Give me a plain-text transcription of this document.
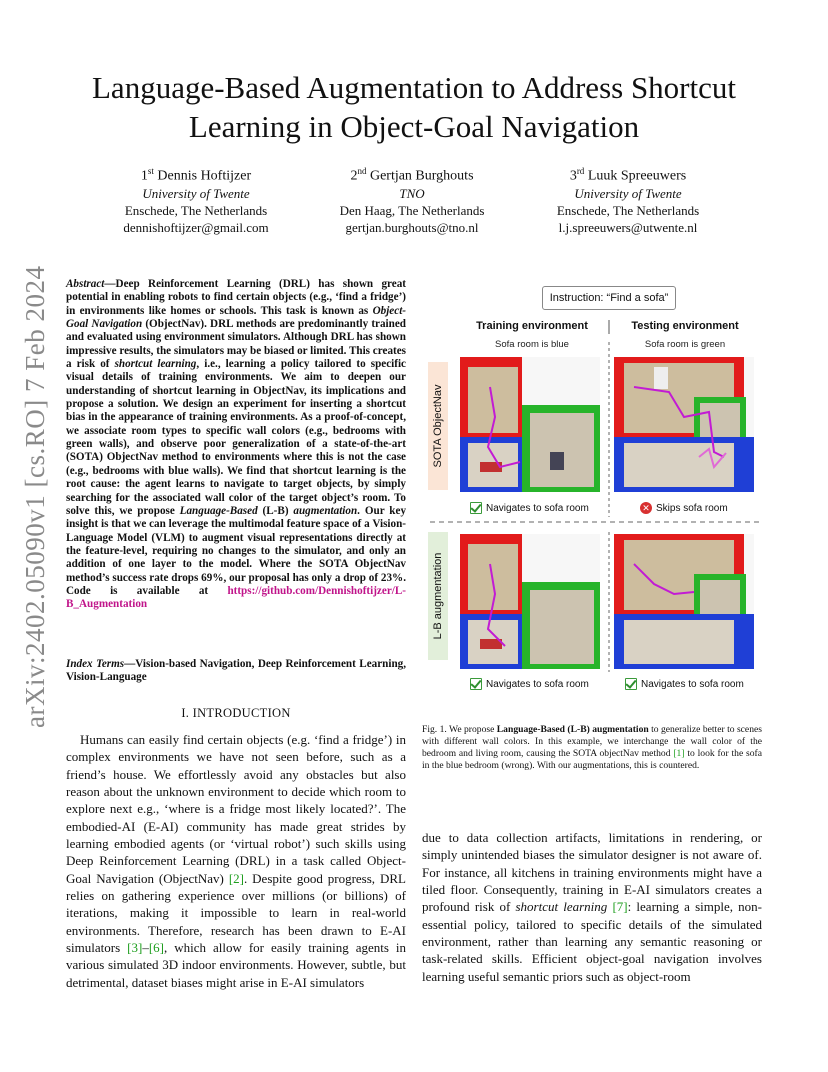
arXiv:2402.05090v1 [cs.RO] 7 Feb 2024
Language-Based Augmentation to Address Shortcut Learning in Object-Goal Navigation
1st Dennis Hoftijzer
University of Twente
Enschede, The Netherlands
dennishoftijzer@gmail.com
2nd Gertjan Burghouts
TNO
Den Haag, The Netherlands
gertjan.burghouts@tno.nl
3rd Luuk Spreeuwers
University of Twente
Enschede, The Netherlands
l.j.spreeuwers@utwente.nl
Abstract—Deep Reinforcement Learning (DRL) has shown great potential in enabling robots to find certain objects (e.g., ‘find a fridge’) in environments like homes or schools. This task is known as Object-Goal Navigation (ObjectNav). DRL methods are predominantly trained and evaluated using environment simulators. Although DRL has shown impressive results, the simulators may be biased or limited. This creates a risk of shortcut learning, i.e., learning a policy tailored to specific visual details of training environments. We aim to deepen our understanding of shortcut learning in ObjectNav, its implications and propose a solution. We design an experiment for inserting a shortcut bias in the appearance of training environments. As a proof-of-concept, we associate room types to specific wall colors (e.g., bedrooms with green walls), and observe poor generalization of a state-of-the-art (SOTA) ObjectNav method to environments where this is not the case (e.g., bedrooms with blue walls). We find that shortcut learning is the root cause: the agent learns to navigate to target objects, by simply searching for the associated wall color of the target object’s room. To solve this, we propose Language-Based (L-B) augmentation. Our key insight is that we can leverage the multimodal feature space of a Vision-Language Model (VLM) to augment visual representations directly at the feature-level, requiring no changes to the simulator, and only an addition of one layer to the model. Where the SOTA ObjectNav method’s success rate drops 69%, our proposal has only a drop of 23%. Code is available at https://github.com/Dennishoftijzer/L-B_Augmentation
Index Terms—Vision-based Navigation, Deep Reinforcement Learning, Vision-Language
I. INTRODUCTION
Humans can easily find certain objects (e.g. ‘find a fridge’) in complex environments we have not seen before, such as a friend’s house. We effortlessly avoid any obstacles but also reason about the unknown environment to decide which room to explore next e.g., ‘where is a fridge most likely located?’. The embodied-AI (E-AI) community has made great strides by learning embodied agents (or ‘virtual robot’) such skills using Deep Reinforcement Learning (DRL) in a task called Object-Goal Navigation (ObjectNav) [2]. Despite good progress, DRL relies on gathering experience over millions (or billions) of iterations, making it impossible to learn in real-world environments. Therefore, research has been drawn to E-AI simulators [3]–[6], which allow for easily training agents in various simulated 3D indoor environments. However, subtle, but detrimental, dataset biases might arise in E-AI simulators
due to data collection artifacts, limitations in rendering, or simply unintended biases the simulator designer is not aware of. For instance, all kitchens in training environments might have a tiled floor. Consequently, training in E-AI simulators creates a profound risk of shortcut learning [7]: learning a simple, non-essential policy, tailored to specific details of the simulated environment, rather than learning any semantic reasoning or task-related skills. Efficient object-goal navigation involves learning useful semantic priors such as object-room
Instruction: “Find a sofa”
Training environment	Testing environment
Sofa room is blue	Sofa room is green
SOTA ObjectNav
L-B augmentation
Navigates to sofa room	✕ Skips sofa room
Navigates to sofa room	Navigates to sofa room
Fig. 1. We propose Language-Based (L-B) augmentation to generalize better to scenes with different wall colors. In this example, we interchange the wall color of the bedroom and living room, causing the SOTA objectNav method [1] to look for the sofa in the blue bedroom (wrong). With our augmentations, this is countered.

WHAT TO WORK ON -> Omit the pictures and restate the rest of the records verbatim.

RESULT ->
Give me a plain-text transcription of this document.
arXiv:2402.05090v1 [cs.RO] 7 Feb 2024
Language-Based Augmentation to Address Shortcut Learning in Object-Goal Navigation
1st Dennis Hoftijzer
University of Twente
Enschede, The Netherlands
dennishoftijzer@gmail.com
2nd Gertjan Burghouts
TNO
Den Haag, The Netherlands
gertjan.burghouts@tno.nl
3rd Luuk Spreeuwers
University of Twente
Enschede, The Netherlands
l.j.spreeuwers@utwente.nl
Abstract—Deep Reinforcement Learning (DRL) has shown great potential in enabling robots to find certain objects (e.g., ‘find a fridge’) in environments like homes or schools. This task is known as Object-Goal Navigation (ObjectNav). DRL methods are predominantly trained and evaluated using environment simulators. Although DRL has shown impressive results, the simulators may be biased or limited. This creates a risk of shortcut learning, i.e., learning a policy tailored to specific visual details of training environments. We aim to deepen our understanding of shortcut learning in ObjectNav, its implications and propose a solution. We design an experiment for inserting a shortcut bias in the appearance of training environments. As a proof-of-concept, we associate room types to specific wall colors (e.g., bedrooms with green walls), and observe poor generalization of a state-of-the-art (SOTA) ObjectNav method to environments where this is not the case (e.g., bedrooms with blue walls). We find that shortcut learning is the root cause: the agent learns to navigate to target objects, by simply searching for the associated wall color of the target object’s room. To solve this, we propose Language-Based (L-B) augmentation. Our key insight is that we can leverage the multimodal feature space of a Vision-Language Model (VLM) to augment visual representations directly at the feature-level, requiring no changes to the simulator, and only an addition of one layer to the model. Where the SOTA ObjectNav method’s success rate drops 69%, our proposal has only a drop of 23%. Code is available at https://github.com/Dennishoftijzer/L-B_Augmentation
Index Terms—Vision-based Navigation, Deep Reinforcement Learning, Vision-Language
I. INTRODUCTION
Humans can easily find certain objects (e.g. ‘find a fridge’) in complex environments we have not seen before, such as a friend’s house. We effortlessly avoid any obstacles but also reason about the unknown environment to decide which room to explore next e.g., ‘where is a fridge most likely located?’. The embodied-AI (E-AI) community has made great strides by learning embodied agents (or ‘virtual robot’) such skills using Deep Reinforcement Learning (DRL) in a task called Object-Goal Navigation (ObjectNav) [2]. Despite good progress, DRL relies on gathering experience over millions (or billions) of iterations, making it impossible to learn in real-world environments. Therefore, research has been drawn to E-AI simulators [3]–[6], which allow for easily training agents in various simulated 3D indoor environments. However, subtle, but detrimental, dataset biases might arise in E-AI simulators
due to data collection artifacts, limitations in rendering, or simply unintended biases the simulator designer is not aware of. For instance, all kitchens in training environments might have a tiled floor. Consequently, training in E-AI simulators creates a profound risk of shortcut learning [7]: learning a simple, non-essential policy, tailored to specific details of the simulated environment, rather than learning any semantic reasoning or task-related skills. Efficient object-goal navigation involves learning useful semantic priors such as object-room
Instruction: “Find a sofa”
Training environment	Testing environment
Sofa room is blue	Sofa room is green
SOTA ObjectNav
L-B augmentation
Navigates to sofa room	✕ Skips sofa room
Navigates to sofa room	Navigates to sofa room
Fig. 1. We propose Language-Based (L-B) augmentation to generalize better to scenes with different wall colors. In this example, we interchange the wall color of the bedroom and living room, causing the SOTA objectNav method [1] to look for the sofa in the blue bedroom (wrong). With our augmentations, this is countered.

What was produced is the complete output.